- Exercise instructions: Please repeat all of the listing exactly.

○ ○ ○

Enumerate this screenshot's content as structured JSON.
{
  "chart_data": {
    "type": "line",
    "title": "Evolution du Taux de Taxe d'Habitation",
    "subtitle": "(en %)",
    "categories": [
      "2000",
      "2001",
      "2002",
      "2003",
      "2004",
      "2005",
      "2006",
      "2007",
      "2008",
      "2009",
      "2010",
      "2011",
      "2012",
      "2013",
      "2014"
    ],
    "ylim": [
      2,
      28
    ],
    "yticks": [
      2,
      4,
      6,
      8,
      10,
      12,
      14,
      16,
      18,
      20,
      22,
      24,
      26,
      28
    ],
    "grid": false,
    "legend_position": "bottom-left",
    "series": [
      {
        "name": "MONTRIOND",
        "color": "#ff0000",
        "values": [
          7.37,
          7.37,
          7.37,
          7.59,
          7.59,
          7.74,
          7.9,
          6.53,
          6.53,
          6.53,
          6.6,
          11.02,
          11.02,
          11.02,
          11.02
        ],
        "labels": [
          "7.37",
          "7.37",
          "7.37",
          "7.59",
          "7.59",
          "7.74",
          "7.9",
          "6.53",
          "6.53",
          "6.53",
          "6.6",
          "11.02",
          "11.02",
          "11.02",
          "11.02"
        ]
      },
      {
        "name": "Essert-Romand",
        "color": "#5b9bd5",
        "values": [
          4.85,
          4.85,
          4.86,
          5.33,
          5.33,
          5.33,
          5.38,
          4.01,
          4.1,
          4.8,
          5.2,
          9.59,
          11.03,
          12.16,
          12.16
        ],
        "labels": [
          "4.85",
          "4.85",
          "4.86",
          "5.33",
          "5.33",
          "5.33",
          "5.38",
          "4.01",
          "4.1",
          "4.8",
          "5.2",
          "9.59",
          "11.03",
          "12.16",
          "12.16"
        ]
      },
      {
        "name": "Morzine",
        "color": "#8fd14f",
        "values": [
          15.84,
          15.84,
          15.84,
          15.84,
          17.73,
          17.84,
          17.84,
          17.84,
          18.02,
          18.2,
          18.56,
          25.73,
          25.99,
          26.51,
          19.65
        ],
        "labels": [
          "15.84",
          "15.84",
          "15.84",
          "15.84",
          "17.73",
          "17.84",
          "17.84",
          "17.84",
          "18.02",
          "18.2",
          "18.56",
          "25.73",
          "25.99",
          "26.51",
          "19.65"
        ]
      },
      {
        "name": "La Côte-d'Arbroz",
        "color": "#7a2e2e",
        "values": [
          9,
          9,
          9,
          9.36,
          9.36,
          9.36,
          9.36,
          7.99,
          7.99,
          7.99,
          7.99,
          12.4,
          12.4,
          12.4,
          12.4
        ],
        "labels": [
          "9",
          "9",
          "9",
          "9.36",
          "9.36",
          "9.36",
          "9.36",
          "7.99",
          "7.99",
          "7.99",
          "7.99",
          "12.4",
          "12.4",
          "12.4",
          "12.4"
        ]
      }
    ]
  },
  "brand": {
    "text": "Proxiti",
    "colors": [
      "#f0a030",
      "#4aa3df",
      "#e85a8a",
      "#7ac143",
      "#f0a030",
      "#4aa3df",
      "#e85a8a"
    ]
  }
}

○ ○ ○

- Result of the exercise:
Enumerate this screenshot's content as structured JSON.
{
  "chart_data": {
    "type": "line",
    "title": "Evolution du Taux de Taxe d'Habitation",
    "subtitle": "(en %)",
    "categories": [
      "2000",
      "2001",
      "2002",
      "2003",
      "2004",
      "2005",
      "2006",
      "2007",
      "2008",
      "2009",
      "2010",
      "2011",
      "2012",
      "2013",
      "2014"
    ],
    "ylim": [
      2,
      28
    ],
    "yticks": [
      2,
      4,
      6,
      8,
      10,
      12,
      14,
      16,
      18,
      20,
      22,
      24,
      26,
      28
    ],
    "grid": false,
    "legend_position": "bottom-left",
    "series": [
      {
        "name": "MONTRIOND",
        "color": "#ff0000",
        "values": [
          7.37,
          7.37,
          7.37,
          7.59,
          7.59,
          7.74,
          7.9,
          6.53,
          6.53,
          6.53,
          6.6,
          11.02,
          11.02,
          11.02,
          11.02
        ],
        "labels": [
          "7.37",
          "7.37",
          "7.37",
          "7.59",
          "7.59",
          "7.74",
          "7.9",
          "6.53",
          "6.53",
          "6.53",
          "6.6",
          "11.02",
          "11.02",
          "11.02",
          "11.02"
        ]
      },
      {
        "name": "Essert-Romand",
        "color": "#5b9bd5",
        "values": [
          4.85,
          4.85,
          4.86,
          5.33,
          5.33,
          5.33,
          5.38,
          4.01,
          4.1,
          4.8,
          5.2,
          9.59,
          11.03,
          12.16,
          12.16
        ],
        "labels": [
          "4.85",
          "4.85",
          "4.86",
          "5.33",
          "5.33",
          "5.33",
          "5.38",
          "4.01",
          "4.1",
          "4.8",
          "5.2",
          "9.59",
          "11.03",
          "12.16",
          "12.16"
        ]
      },
      {
        "name": "Morzine",
        "color": "#8fd14f",
        "values": [
          15.84,
          15.84,
          15.84,
          15.84,
          17.73,
          17.84,
          17.84,
          17.84,
          18.02,
          18.2,
          18.56,
          25.73,
          25.99,
          26.51,
          19.65
        ],
        "labels": [
          "15.84",
          "15.84",
          "15.84",
          "15.84",
          "17.73",
          "17.84",
          "17.84",
          "17.84",
          "18.02",
          "18.2",
          "18.56",
          "25.73",
          "25.99",
          "26.51",
          "19.65"
        ]
      },
      {
        "name": "La Côte-d'Arbroz",
        "color": "#7a2e2e",
        "values": [
          9,
          9,
          9,
          9.36,
          9.36,
          9.36,
          9.36,
          7.99,
          7.99,
          7.99,
          7.99,
          12.4,
          12.4,
          12.4,
          12.4
        ],
        "labels": [
          "9",
          "9",
          "9",
          "9.36",
          "9.36",
          "9.36",
          "9.36",
          "7.99",
          "7.99",
          "7.99",
          "7.99",
          "12.4",
          "12.4",
          "12.4",
          "12.4"
        ]
      }
    ]
  },
  "brand": {
    "text": "Proxiti",
    "colors": [
      "#f0a030",
      "#4aa3df",
      "#e85a8a",
      "#7ac143",
      "#f0a030",
      "#4aa3df",
      "#e85a8a"
    ]
  }
}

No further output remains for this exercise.